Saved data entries
:::::
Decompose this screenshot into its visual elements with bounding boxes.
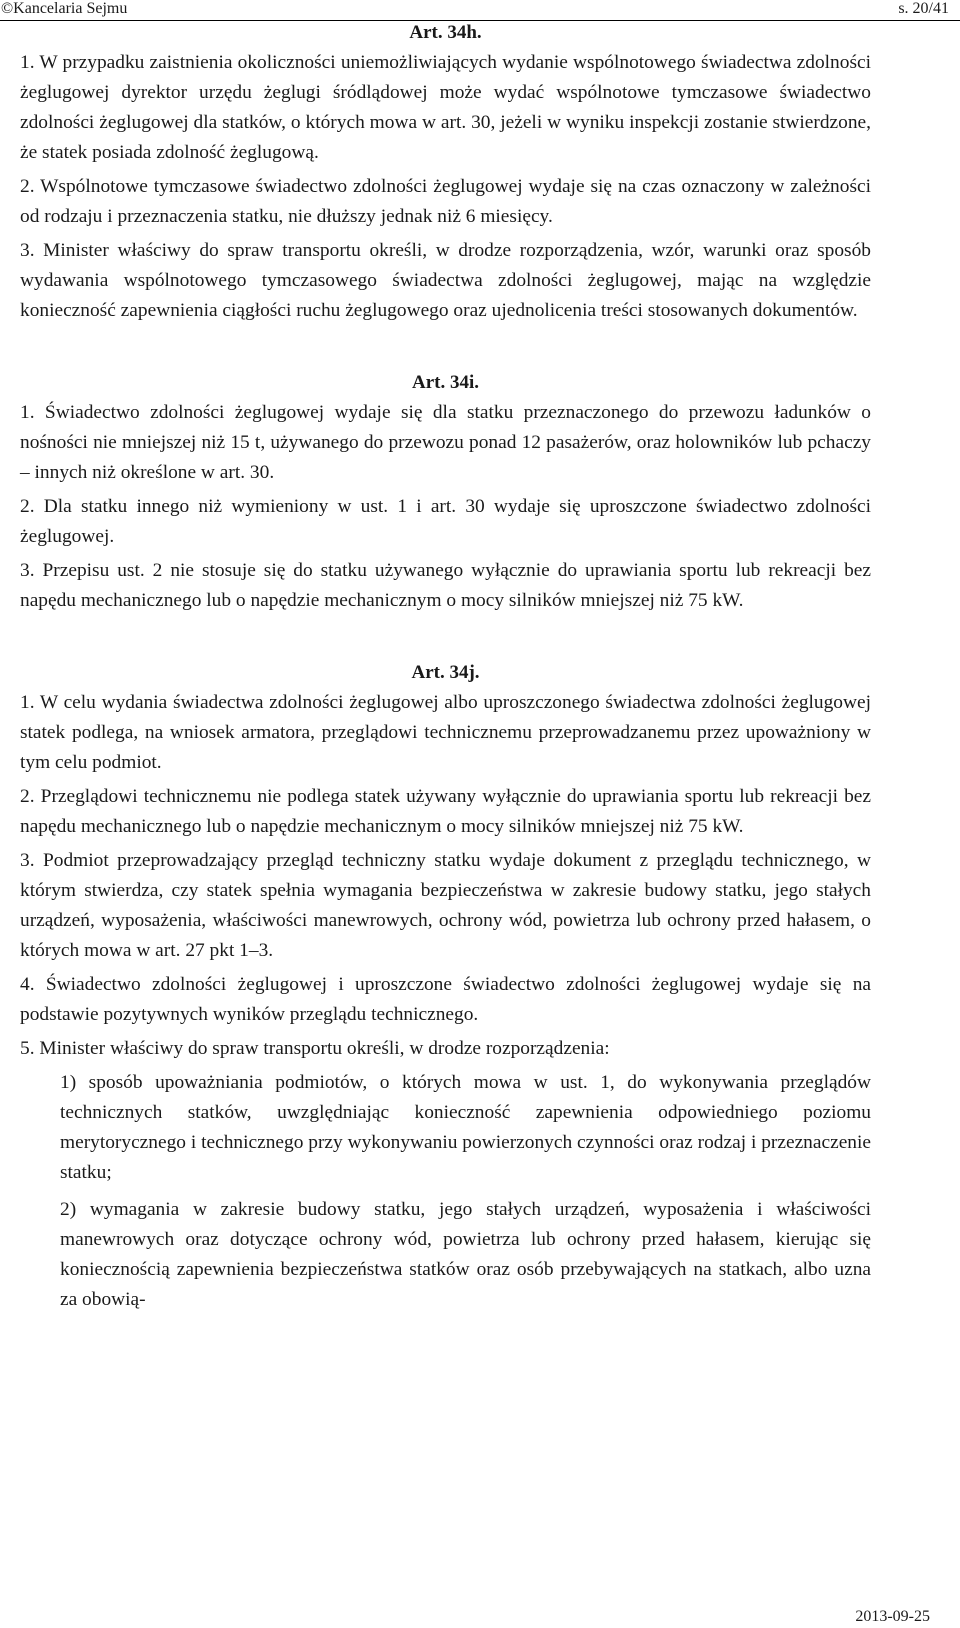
article-title: Art. 34i. bbox=[411, 372, 479, 393]
paragraph: 1. Świadectwo zdolności żeglugowej wydaje się dla statku przeznaczonego do przewozu ładunków o nośności nie mniejszej niż 15 t, używanego do przewozu ponad 12 pasażerów, oraz holowników lub pchaczy – innych niż określone w art. 30. bbox=[20, 402, 871, 483]
paragraph: 3. Przepisu ust. 2 nie stosuje się do statku używanego wyłącznie do uprawiania sportu lub rekreacji bez napędu mechanicznego lub o napędzie mechanicznym o mocy silników mniejszej niż 75 kW. bbox=[20, 560, 871, 611]
paragraph: 3. Minister właściwy do spraw transportu określi, w drodze rozporządzenia, wzór, warunki oraz sposób wydawania wspólnotowego tymczasowego świadectwa zdolności żeglugowej, mając na względzie konieczność zapewnienia ciągłości ruchu żeglugowego oraz ujednolicenia treści stosowanych dokumentów. bbox=[20, 240, 871, 321]
article-34h bbox=[20, 18, 871, 326]
article-title: Art. 34j. bbox=[411, 662, 480, 683]
document-date: 2013-09-25 bbox=[855, 1608, 930, 1625]
list-point: 2) wymagania w zakresie budowy statku, jego stałych urządzeń, wyposażenia i właściwości manewrowych oraz dotyczące ochrony wód, powietrza lub ochrony przed hałasem, kierując się koniecznością zapewnienia bezpieczeństwa statków oraz osób przebywających na statkach, albo uzna za obowią- bbox=[60, 1199, 871, 1310]
paragraph: 2. Wspólnotowe tymczasowe świadectwo zdolności żeglugowej wydaje się na czas oznaczony w zależności od rodzaju i przeznaczenia statku, nie dłuższy jednak niż 6 miesięcy. bbox=[20, 176, 871, 227]
document-body bbox=[20, 18, 871, 1322]
paragraph: 3. Podmiot przeprowadzający przegląd techniczny statku wydaje dokument z przeglądu technicznego, w którym stwierdza, czy statek spełnia wymagania bezpieczeństwa w zakresie budowy statku, jego stałych urządzeń, wyposażenia, właściwości manewrowych, ochrony wód, powietrza lub ochrony przed hałasem, o których mowa w art. 27 pkt 1–3. bbox=[20, 850, 871, 961]
paragraph: 1. W celu wydania świadectwa zdolności żeglugowej albo uproszczonego świadectwa zdolności żeglugowej statek podlega, na wniosek armatora, przeglądowi technicznemu przeprowadzanemu przez upoważniony w tym celu podmiot. bbox=[20, 692, 871, 773]
paragraph: 4. Świadectwo zdolności żeglugowej i uproszczone świadectwo zdolności żeglugowej wydaje się na podstawie pozytywnych wyników przeglądu technicznego. bbox=[20, 974, 871, 1025]
article-title: Art. 34h. bbox=[409, 22, 482, 43]
paragraph: 5. Minister właściwy do spraw transportu określi, w drodze rozporządzenia: bbox=[20, 1038, 610, 1059]
paragraph: 1. W przypadku zaistnienia okoliczności uniemożliwiających wydanie wspólnotowego świadectwa zdolności żeglugowej dyrektor urzędu żeglugi śródlądowej może wydać wspólnotowe tymczasowe świadectwo zdolności żeglugowej dla statków, o których mowa w art. 30, jeżeli w wyniku inspekcji zostanie stwierdzone, że statek posiada zdolność żeglugową. bbox=[20, 52, 871, 163]
paragraph: 2. Dla statku innego niż wymieniony w ust. 1 i art. 30 wydaje się uproszczone świadectwo zdolności żeglugowej. bbox=[20, 496, 871, 547]
article-34i bbox=[20, 368, 871, 616]
article-34j bbox=[20, 658, 871, 1315]
list-point: 1) sposób upoważniania podmiotów, o których mowa w ust. 1, do wykonywania przeglądów technicznych statków, uwzględniając konieczność zapewnienia odpowiedniego poziomu merytorycznego i technicznego przy wykonywaniu powierzonych czynności oraz rodzaj i przeznaczenie statku; bbox=[60, 1072, 871, 1183]
paragraph: 2. Przeglądowi technicznemu nie podlega statek używany wyłącznie do uprawiania sportu lub rekreacji bez napędu mechanicznego lub o napędzie mechanicznym o mocy silników mniejszej niż 75 kW. bbox=[20, 786, 871, 837]
page-number: s. 20/41 bbox=[898, 0, 949, 17]
publisher-label: ©Kancelaria Sejmu bbox=[1, 0, 128, 17]
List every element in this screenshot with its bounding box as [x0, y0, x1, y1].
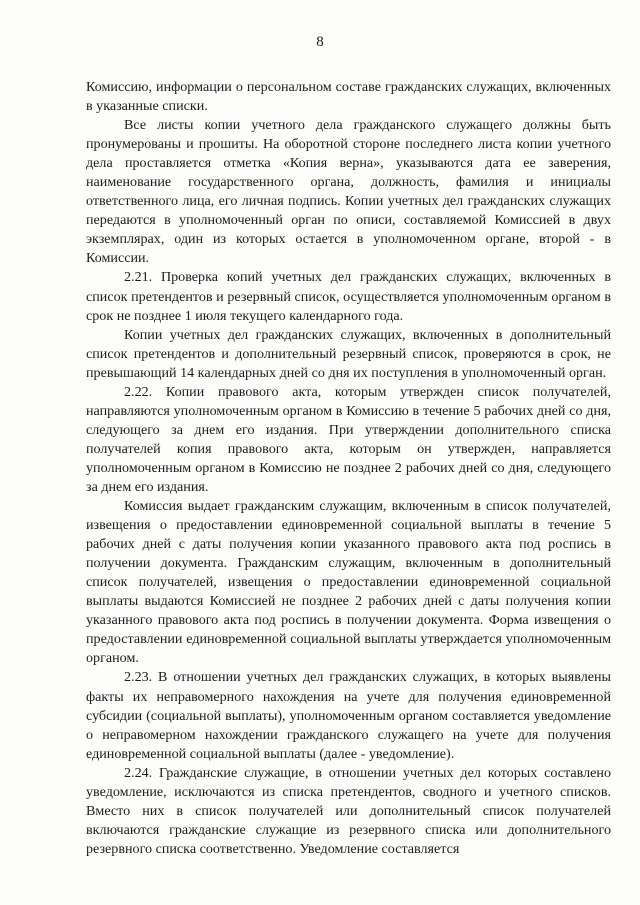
page-number: 8 — [316, 34, 324, 50]
paragraph-copies-numbering: Все листы копии учетного дела гражданского служащего должны быть пронумерованы и прошиты. На оборотной стороне последнего листа копии учетного дела проставляется отметка «Копия верна», указываются дата ее заверения, наименование государственного органа, должность, фамилия и инициалы ответственного лица, его личная подпись. Копии учетных дел гражданских служащих передаются в уполномоченный орган по описи, составляемой Комиссией в двух экземплярах, один из которых остается в уполномоченном органе, второй - в Комиссии. — [86, 117, 611, 267]
paragraph-continuation: Комиссию, информации о персональном составе гражданских служащих, включенных в указанные списки. — [86, 79, 611, 115]
paragraph-2-22-notices: Комиссия выдает гражданским служащим, включенным в список получателей, извещения о предоставлении единовременной социальной выплаты в течение 5 рабочих дней с даты получения копии указанного правового акта под роспись в получении документа. Гражданским служащим, включенным в дополнительный список получателей, извещения о предоставлении единовременной социальной выплаты выдаются Комиссией не позднее 2 рабочих дней с даты получения копии указанного правового акта под роспись в получении документа. Форма извещения о предоставлении единовременной социальной выплаты утверждается уполномоченным органом. — [86, 498, 611, 667]
paragraph-2-23: 2.23. В отношении учетных дел гражданских служащих, в которых выявлены факты их неправомерного нахождения на учете для получения единовременной субсидии (социальной выплаты), уполномоченным органом составляется уведомление о неправомерном нахождении гражданского служащего на учете для получения единовременной социальной выплаты (далее - уведомление). — [86, 669, 611, 762]
paragraph-2-24: 2.24. Гражданские служащие, в отношении учетных дел которых составлено уведомление, исключаются из списка претендентов, сводного и учетного списков. Вместо них в список получателей или дополнительный список получателей включаются гражданские служащие из резервного списка или дополнительного резервного списка соответственно. Уведомление составляется — [86, 764, 611, 857]
document-body — [86, 78, 611, 859]
paragraph-2-21: 2.21. Проверка копий учетных дел гражданских служащих, включенных в список претендентов и резервный список, осуществляется уполномоченным органом в срок не позднее 1 июля текущего календарного года. — [86, 269, 611, 324]
paragraph-2-22: 2.22. Копии правового акта, которым утвержден список получателей, направляются уполномоченным органом в Комиссию в течение 5 рабочих дней со дня, следующего за днем его издания. При утверждении дополнительного списка получателей копия правового акта, которым он утвержден, направляется уполномоченным органом в Комиссию не позднее 2 рабочих дней со дня, следующего за днем его издания. — [86, 383, 611, 495]
paragraph-2-21-additional: Копии учетных дел гражданских служащих, включенных в дополнительный список претендентов и дополнительный резервный список, проверяются в срок, не превышающий 14 календарных дней со дня их поступления в уполномоченный орган. — [86, 326, 611, 381]
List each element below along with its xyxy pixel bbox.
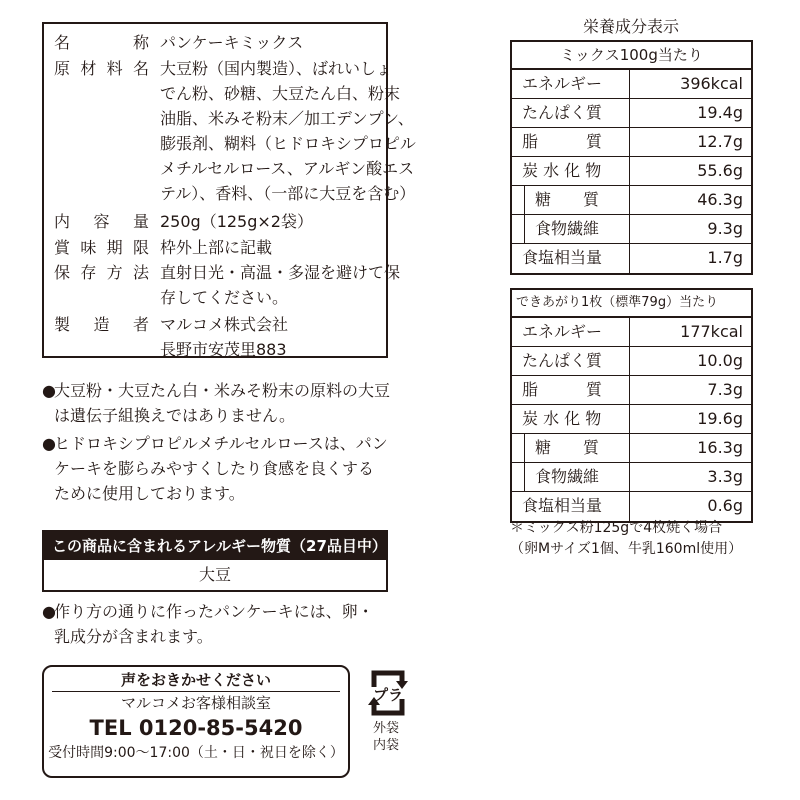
:::::
▸ WHAT YOU NEED TO DO: Recast every line of the records above as a JSON list of strings, one string per line, leaving out blank lines and the picture lines.

▸ EXERCISE RESPONSE:
[
  "Decompose this screenshot into its visual elements with bounding boxes.",
  "article-title: Art. 34i. bbox=[411, 372, 479, 393]",
  "paragraph: 1. Świadectwo zdolności żeglugowej wydaje się dla statku przeznaczonego do przewozu ładunków o nośności nie mniejszej niż 15 t, używanego do przewozu ponad 12 pasażerów, oraz holowników lub pchaczy – innych niż określone w art. 30. bbox=[20, 402, 871, 483]",
  "paragraph: 3. Przepisu ust. 2 nie stosuje się do statku używanego wyłącznie do uprawiania sportu lub rekreacji bez napędu mechanicznego lub o napędzie mechanicznym o mocy silników mniejszej niż 75 kW. bbox=[20, 560, 871, 611]",
  "paragraph: 3. Minister właściwy do spraw transportu określi, w drodze rozporządzenia, wzór, warunki oraz sposób wydawania wspólnotowego tymczasowego świadectwa zdolności żeglugowej, mając na względzie konieczność zapewnienia ciągłości ruchu żeglugowego oraz ujednolicenia treści stosowanych dokumentów. bbox=[20, 240, 871, 321]",
  "article-34h bbox=[20, 18, 871, 326]",
  "article-title: Art. 34j. bbox=[411, 662, 480, 683]",
  "document-date: 2013-09-25 bbox=[855, 1608, 930, 1625]",
  "list-point: 2) wymagania w zakresie budowy statku, jego stałych urządzeń, wyposażenia i właściwości manewrowych oraz dotyczące ochrony wód, powietrza lub ochrony przed hałasem, kierując się koniecznością zapewnienia bezpieczeństwa statków oraz osób przebywających na statkach, albo uzna za obowią- bbox=[60, 1199, 871, 1310]",
  "paragraph: 2. Wspólnotowe tymczasowe świadectwo zdolności żeglugowej wydaje się na czas oznaczony w zależności od rodzaju i przeznaczenia statku, nie dłuższy jednak niż 6 miesięcy. bbox=[20, 176, 871, 227]",
  "document-body bbox=[20, 18, 871, 1322]",
  "paragraph: 3. Podmiot przeprowadzający przegląd techniczny statku wydaje dokument z przeglądu technicznego, w którym stwierdza, czy statek spełnia wymagania bezpieczeństwa w zakresie budowy statku, jego stałych urządzeń, wyposażenia, właściwości manewrowych, ochrony wód, powietrza lub ochrony przed hałasem, o których mowa w art. 27 pkt 1–3. bbox=[20, 850, 871, 961]",
  "paragraph: 1. W celu wydania świadectwa zdolności żeglugowej albo uproszczonego świadectwa zdolności żeglugowej statek podlega, na wniosek armatora, przeglądowi technicznemu przeprowadzanemu przez upoważniony w tym celu podmiot. bbox=[20, 692, 871, 773]",
  "paragraph: 4. Świadectwo zdolności żeglugowej i uproszczone świadectwo zdolności żeglugowej wydaje się na podstawie pozytywnych wyników przeglądu technicznego. bbox=[20, 974, 871, 1025]",
  "article-title: Art. 34h. bbox=[409, 22, 482, 43]",
  "paragraph: 5. Minister właściwy do spraw transportu określi, w drodze rozporządzenia: bbox=[20, 1038, 610, 1059]",
  "paragraph: 1. W przypadku zaistnienia okoliczności uniemożliwiających wydanie wspólnotowego świadectwa zdolności żeglugowej dyrektor urzędu żeglugi śródlądowej może wydać wspólnotowe tymczasowe świadectwo zdolności żeglugowej dla statków, o których mowa w art. 30, jeżeli w wyniku inspekcji zostanie stwierdzone, że statek posiada zdolność żeglugową. bbox=[20, 52, 871, 163]",
  "paragraph: 2. Dla statku innego niż wymieniony w ust. 1 i art. 30 wydaje się uproszczone świadectwo zdolności żeglugowej. bbox=[20, 496, 871, 547]",
  "article-34i bbox=[20, 368, 871, 616]",
  "article-34j bbox=[20, 658, 871, 1315]",
  "list-point: 1) sposób upoważniania podmiotów, o których mowa w ust. 1, do wykonywania przeglądów technicznych statków, uwzględniając konieczność zapewnienia odpowiedniego poziomu merytorycznego i technicznego przy wykonywaniu powierzonych czynności oraz rodzaj i przeznaczenie statku; bbox=[60, 1072, 871, 1183]",
  "paragraph: 2. Przeglądowi technicznemu nie podlega statek używany wyłącznie do uprawiania sportu lub rekreacji bez napędu mechanicznego lub o napędzie mechanicznym o mocy silników mniejszej niż 75 kW. bbox=[20, 786, 871, 837]",
  "page-number: s. 20/41 bbox=[898, 0, 949, 17]",
  "publisher-label: ©Kancelaria Sejmu bbox=[1, 0, 128, 17]",
  "List every element in this screenshot with its bounding box as [x0, y0, x1, y1].",
  "page-number: 8 — [316, 34, 324, 50]",
  "paragraph-copies-numbering: Все листы копии учетного дела гражданского служащего должны быть пронумерованы и прошиты. На оборотной стороне последнего листа копии учетного дела проставляется отметка «Копия верна», указываются дата ее заверения, наименование государственного органа, должность, фамилия и инициалы ответственного лица, его личная подпись. Копии учетных дел гражданских служащих передаются в уполномоченный орган по описи, составляемой Комиссией в двух экземплярах, один из которых остается в уполномоченном органе, второй - в Комиссии. — [86, 117, 611, 267]",
  "paragraph-continuation: Комиссию, информации о персональном составе гражданских служащих, включенных в указанные списки. — [86, 79, 611, 115]",
  "paragraph-2-22-notices: Комиссия выдает гражданским служащим, включенным в список получателей, извещения о предоставлении единовременной социальной выплаты в течение 5 рабочих дней с даты получения копии указанного правового акта под роспись в получении документа. Гражданским служащим, включенным в дополнительный список получателей, извещения о предоставлении единовременной социальной выплаты выдаются Комиссией не позднее 2 рабочих дней с даты получения копии указанного правового акта под роспись в получении документа. Форма извещения о предоставлении единовременной социальной выплаты утверждается уполномоченным органом. — [86, 498, 611, 667]",
  "paragraph-2-23: 2.23. В отношении учетных дел гражданских служащих, в которых выявлены факты их неправомерного нахождения на учете для получения единовременной субсидии (социальной выплаты), уполномоченным органом составляется уведомление о неправомерном нахождении гражданского служащего на учете для получения единовременной социальной выплаты (далее - уведомление). — [86, 669, 611, 762]",
  "paragraph-2-24: 2.24. Гражданские служащие, в отношении учетных дел которых составлено уведомление, исключаются из списка претендентов, сводного и учетного списков. Вместо них в список получателей или дополнительный список получателей включаются гражданские служащие из резервного списка или дополнительного резервного списка соответственно. Уведомление составляется — [86, 764, 611, 857]",
  "document-body — [86, 78, 611, 859]",
  "paragraph-2-21: 2.21. Проверка копий учетных дел гражданских служащих, включенных в список претендентов и резервный список, осуществляется уполномоченным органом в срок не позднее 1 июля текущего календарного года. — [86, 269, 611, 324]",
  "paragraph-2-22: 2.22. Копии правового акта, которым утвержден список получателей, направляются уполномоченным органом в Комиссию в течение 5 рабочих дней со дня, следующего за днем его издания. При утверждении дополнительного списка получателей копия правового акта, которым он утвержден, направляется уполномоченным органом в Комиссию не позднее 2 рабочих дней со дня, следующего за днем его издания. — [86, 383, 611, 495]",
  "paragraph-2-21-additional: Копии учетных дел гражданских служащих, включенных в дополнительный список претендентов и дополнительный резервный список, проверяются в срок, не превышающий 14 календарных дней со дня их поступления в уполномоченный орган. — [86, 326, 611, 381]",
  "List each element below along with its xyxy pixel bbox."
]